-- BEGIN --

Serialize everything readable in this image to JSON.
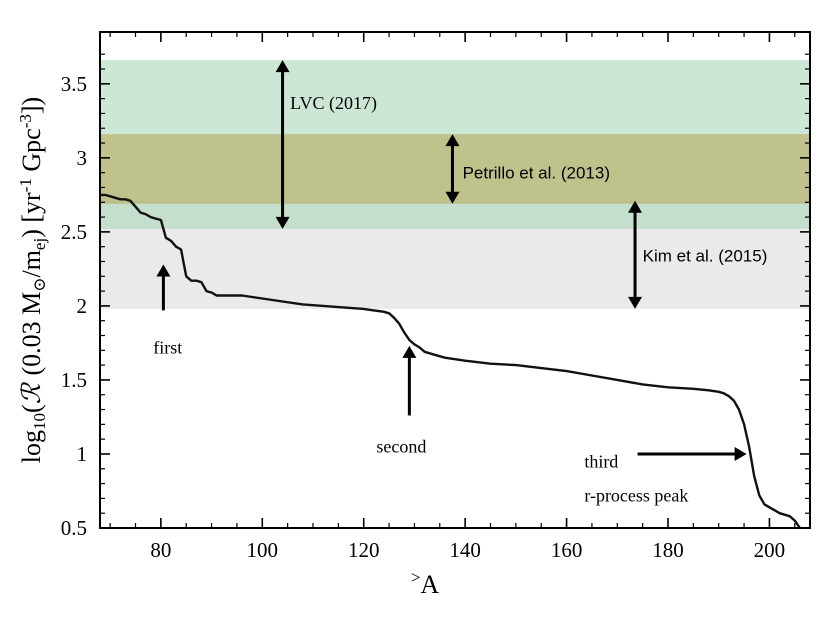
{
  "chart_data": {
    "type": "line",
    "xlabel_prefix": ">",
    "xlabel_main": "A",
    "ylabel": {
      "lead": "log",
      "sub10": "10",
      "paren_open": "(",
      "rate_symbol": "ℛ",
      "mass_part": "(0.03 M",
      "sun": "⊙",
      "div": "/m",
      "sub_ej": "ej",
      "bracket_open": ")  [yr",
      "exp_m1": "-1",
      "gpc": " Gpc",
      "exp_m3": "-3",
      "bracket_close": "])"
    },
    "xlim": [
      68,
      208
    ],
    "ylim": [
      0.5,
      3.85
    ],
    "xticks": [
      80,
      100,
      120,
      140,
      160,
      180,
      200
    ],
    "xtick_labels": [
      "80",
      "100",
      "120",
      "140",
      "160",
      "180",
      "200"
    ],
    "yticks": [
      0.5,
      1,
      1.5,
      2,
      2.5,
      3,
      3.5
    ],
    "ytick_labels": [
      "0.5",
      "1",
      "1.5",
      "2",
      "2.5",
      "3",
      "3.5"
    ],
    "bands": [
      {
        "name": "Kim et al. (2015)",
        "y_low": 1.98,
        "y_high": 2.71,
        "color": "#e6e6e6",
        "opacity": 0.85
      },
      {
        "name": "LVC (2017)",
        "y_low": 2.52,
        "y_high": 3.66,
        "color": "#aad7bb",
        "opacity": 0.6
      },
      {
        "name": "Petrillo et al. (2013)",
        "y_low": 2.69,
        "y_high": 3.16,
        "color": "#b5a64e",
        "opacity": 0.55
      }
    ],
    "series": [
      {
        "name": "log10 R",
        "x": [
          68,
          69,
          70,
          71,
          72,
          73,
          74,
          75,
          76,
          77,
          78,
          79,
          80,
          81,
          82,
          83,
          84,
          85,
          86,
          87,
          88,
          89,
          90,
          91,
          92,
          94,
          96,
          98,
          100,
          104,
          108,
          112,
          116,
          120,
          122,
          124,
          125,
          126,
          127,
          128,
          129,
          130,
          131,
          132,
          134,
          136,
          140,
          145,
          150,
          155,
          160,
          165,
          170,
          175,
          180,
          185,
          188,
          190,
          191,
          192,
          193,
          194,
          195,
          196,
          197,
          198,
          199,
          200,
          201,
          202,
          203,
          204,
          205,
          206
        ],
        "y": [
          2.75,
          2.75,
          2.74,
          2.73,
          2.72,
          2.72,
          2.71,
          2.67,
          2.63,
          2.62,
          2.6,
          2.59,
          2.58,
          2.46,
          2.44,
          2.4,
          2.38,
          2.2,
          2.17,
          2.17,
          2.16,
          2.1,
          2.09,
          2.07,
          2.07,
          2.07,
          2.07,
          2.06,
          2.05,
          2.03,
          2.01,
          2.0,
          1.99,
          1.98,
          1.97,
          1.96,
          1.95,
          1.92,
          1.88,
          1.82,
          1.77,
          1.74,
          1.72,
          1.69,
          1.67,
          1.65,
          1.63,
          1.61,
          1.6,
          1.58,
          1.56,
          1.53,
          1.5,
          1.47,
          1.45,
          1.44,
          1.43,
          1.42,
          1.41,
          1.39,
          1.36,
          1.3,
          1.2,
          1.05,
          0.85,
          0.72,
          0.66,
          0.64,
          0.62,
          0.6,
          0.59,
          0.58,
          0.55,
          0.5
        ]
      }
    ],
    "annotations": [
      {
        "id": "lvc",
        "label": "LVC (2017)",
        "kind": "double-arrow",
        "x": 104,
        "y_from": 2.52,
        "y_to": 3.66,
        "text_x": 105.5,
        "text_y": 3.37
      },
      {
        "id": "petrillo",
        "label": "Petrillo et al. (2013)",
        "kind": "double-arrow",
        "x": 137.5,
        "y_from": 2.69,
        "y_to": 3.16,
        "text_x": 139.5,
        "text_y": 2.9
      },
      {
        "id": "kim",
        "label": "Kim et al. (2015)",
        "kind": "double-arrow",
        "x": 173.5,
        "y_from": 1.98,
        "y_to": 2.71,
        "text_x": 175,
        "text_y": 2.34
      },
      {
        "id": "first",
        "label": "first",
        "kind": "arrow-up",
        "x": 80.5,
        "y_from": 1.97,
        "y_to": 2.28,
        "text_x": 78.5,
        "text_y": 1.72
      },
      {
        "id": "second",
        "label": "second",
        "kind": "arrow-up",
        "x": 129,
        "y_from": 1.26,
        "y_to": 1.73,
        "text_x": 122.5,
        "text_y": 1.05
      },
      {
        "id": "third",
        "label": "third",
        "kind": "arrow-right",
        "x_from": 174,
        "x_to": 195.5,
        "y": 1.0,
        "text_x": 163.5,
        "text_y": 0.95
      },
      {
        "id": "third2",
        "label": "r-process peak",
        "kind": "text",
        "text_x": 163.5,
        "text_y": 0.72
      }
    ]
  }
}
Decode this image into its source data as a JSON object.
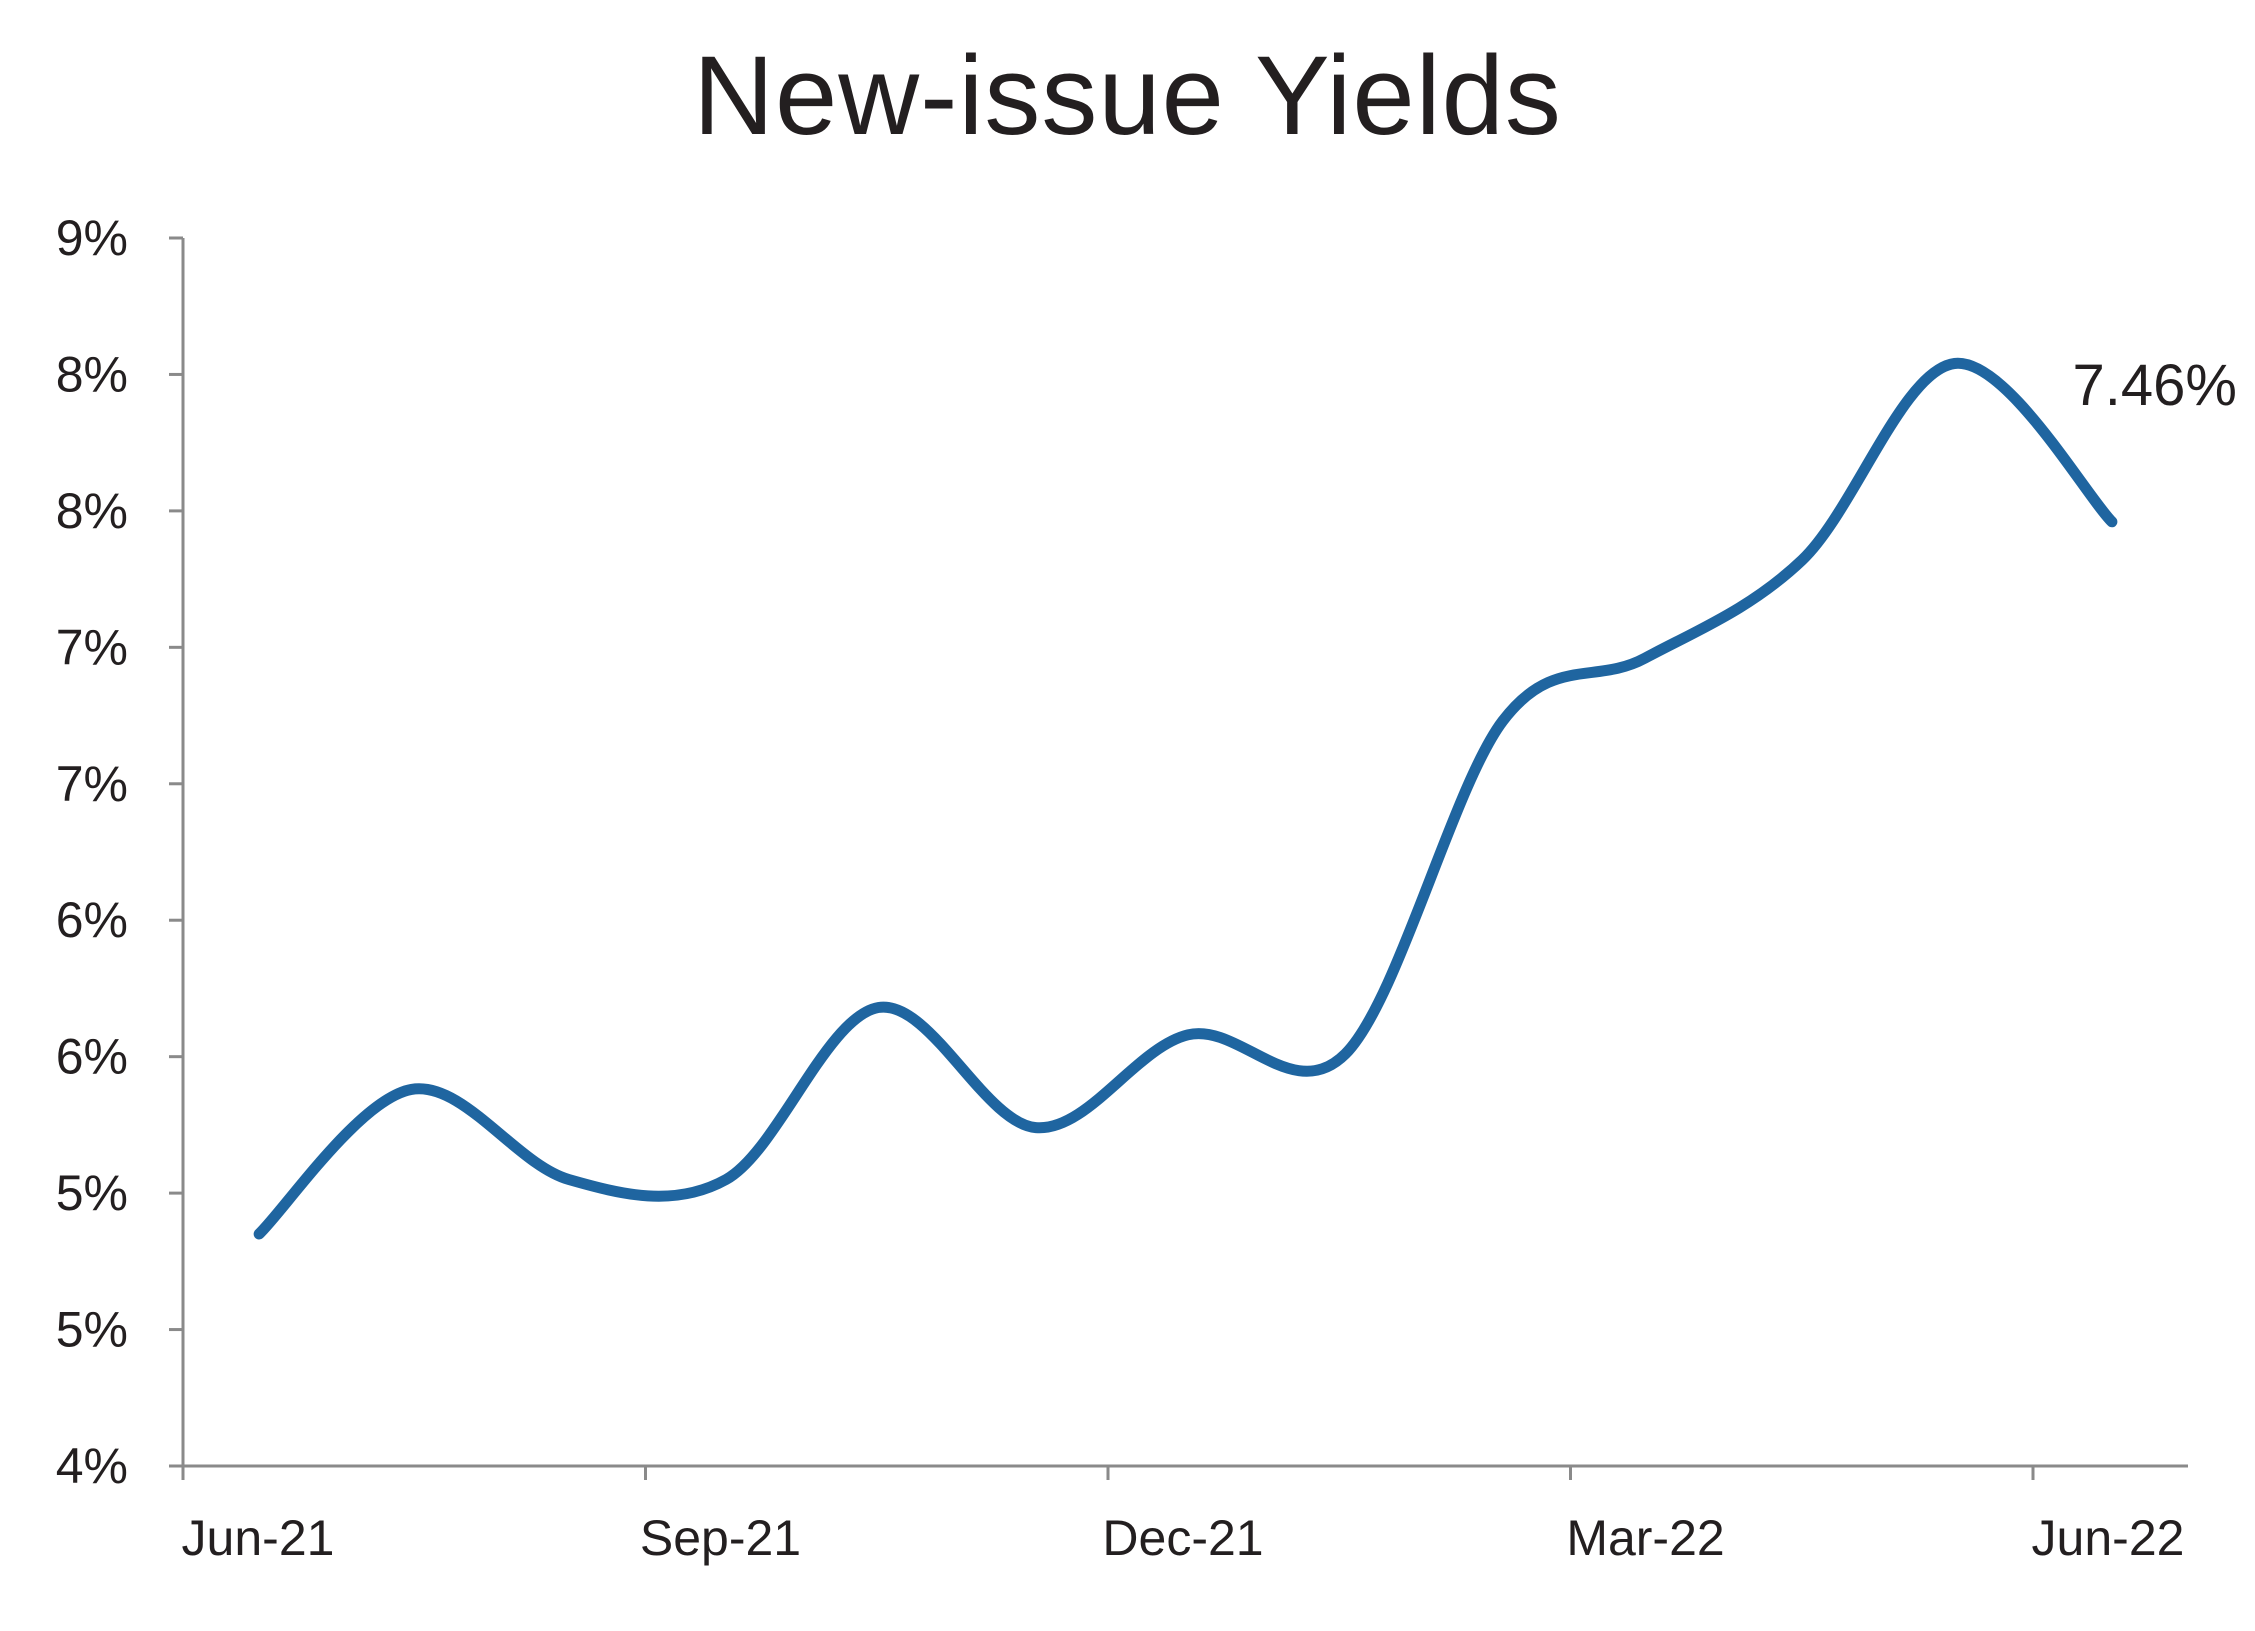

-- END --

• **Given request**: Reproduce all entries exactly. Pictures do not belong in the copy.

• **Problem solution**:
Serialize everything readable in this image to JSON.
{
  "chart_data": {
    "type": "line",
    "xlabel_prefix": ">",
    "xlabel_main": "A",
    "ylabel": {
      "lead": "log",
      "sub10": "10",
      "paren_open": "(",
      "rate_symbol": "ℛ",
      "mass_part": "(0.03 M",
      "sun": "⊙",
      "div": "/m",
      "sub_ej": "ej",
      "bracket_open": ")  [yr",
      "exp_m1": "-1",
      "gpc": " Gpc",
      "exp_m3": "-3",
      "bracket_close": "])"
    },
    "xlim": [
      68,
      208
    ],
    "ylim": [
      0.5,
      3.85
    ],
    "xticks": [
      80,
      100,
      120,
      140,
      160,
      180,
      200
    ],
    "xtick_labels": [
      "80",
      "100",
      "120",
      "140",
      "160",
      "180",
      "200"
    ],
    "yticks": [
      0.5,
      1,
      1.5,
      2,
      2.5,
      3,
      3.5
    ],
    "ytick_labels": [
      "0.5",
      "1",
      "1.5",
      "2",
      "2.5",
      "3",
      "3.5"
    ],
    "bands": [
      {
        "name": "Kim et al. (2015)",
        "y_low": 1.98,
        "y_high": 2.71,
        "color": "#e6e6e6",
        "opacity": 0.85
      },
      {
        "name": "LVC (2017)",
        "y_low": 2.52,
        "y_high": 3.66,
        "color": "#aad7bb",
        "opacity": 0.6
      },
      {
        "name": "Petrillo et al. (2013)",
        "y_low": 2.69,
        "y_high": 3.16,
        "color": "#b5a64e",
        "opacity": 0.55
      }
    ],
    "series": [
      {
        "name": "log10 R",
        "x": [
          68,
          69,
          70,
          71,
          72,
          73,
          74,
          75,
          76,
          77,
          78,
          79,
          80,
          81,
          82,
          83,
          84,
          85,
          86,
          87,
          88,
          89,
          90,
          91,
          92,
          94,
          96,
          98,
          100,
          104,
          108,
          112,
          116,
          120,
          122,
          124,
          125,
          126,
          127,
          128,
          129,
          130,
          131,
          132,
          134,
          136,
          140,
          145,
          150,
          155,
          160,
          165,
          170,
          175,
          180,
          185,
          188,
          190,
          191,
          192,
          193,
          194,
          195,
          196,
          197,
          198,
          199,
          200,
          201,
          202,
          203,
          204,
          205,
          206
        ],
        "y": [
          2.75,
          2.75,
          2.74,
          2.73,
          2.72,
          2.72,
          2.71,
          2.67,
          2.63,
          2.62,
          2.6,
          2.59,
          2.58,
          2.46,
          2.44,
          2.4,
          2.38,
          2.2,
          2.17,
          2.17,
          2.16,
          2.1,
          2.09,
          2.07,
          2.07,
          2.07,
          2.07,
          2.06,
          2.05,
          2.03,
          2.01,
          2.0,
          1.99,
          1.98,
          1.97,
          1.96,
          1.95,
          1.92,
          1.88,
          1.82,
          1.77,
          1.74,
          1.72,
          1.69,
          1.67,
          1.65,
          1.63,
          1.61,
          1.6,
          1.58,
          1.56,
          1.53,
          1.5,
          1.47,
          1.45,
          1.44,
          1.43,
          1.42,
          1.41,
          1.39,
          1.36,
          1.3,
          1.2,
          1.05,
          0.85,
          0.72,
          0.66,
          0.64,
          0.62,
          0.6,
          0.59,
          0.58,
          0.55,
          0.5
        ]
      }
    ],
    "annotations": [
      {
        "id": "lvc",
        "label": "LVC (2017)",
        "kind": "double-arrow",
        "x": 104,
        "y_from": 2.52,
        "y_to": 3.66,
        "text_x": 105.5,
        "text_y": 3.37
      },
      {
        "id": "petrillo",
        "label": "Petrillo et al. (2013)",
        "kind": "double-arrow",
        "x": 137.5,
        "y_from": 2.69,
        "y_to": 3.16,
        "text_x": 139.5,
        "text_y": 2.9
      },
      {
        "id": "kim",
        "label": "Kim et al. (2015)",
        "kind": "double-arrow",
        "x": 173.5,
        "y_from": 1.98,
        "y_to": 2.71,
        "text_x": 175,
        "text_y": 2.34
      },
      {
        "id": "first",
        "label": "first",
        "kind": "arrow-up",
        "x": 80.5,
        "y_from": 1.97,
        "y_to": 2.28,
        "text_x": 78.5,
        "text_y": 1.72
      },
      {
        "id": "second",
        "label": "second",
        "kind": "arrow-up",
        "x": 129,
        "y_from": 1.26,
        "y_to": 1.73,
        "text_x": 122.5,
        "text_y": 1.05
      },
      {
        "id": "third",
        "label": "third",
        "kind": "arrow-right",
        "x_from": 174,
        "x_to": 195.5,
        "y": 1.0,
        "text_x": 163.5,
        "text_y": 0.95
      },
      {
        "id": "third2",
        "label": "r-process peak",
        "kind": "text",
        "text_x": 163.5,
        "text_y": 0.72
      }
    ]
  }
}
Decode this image into its source data as a JSON object.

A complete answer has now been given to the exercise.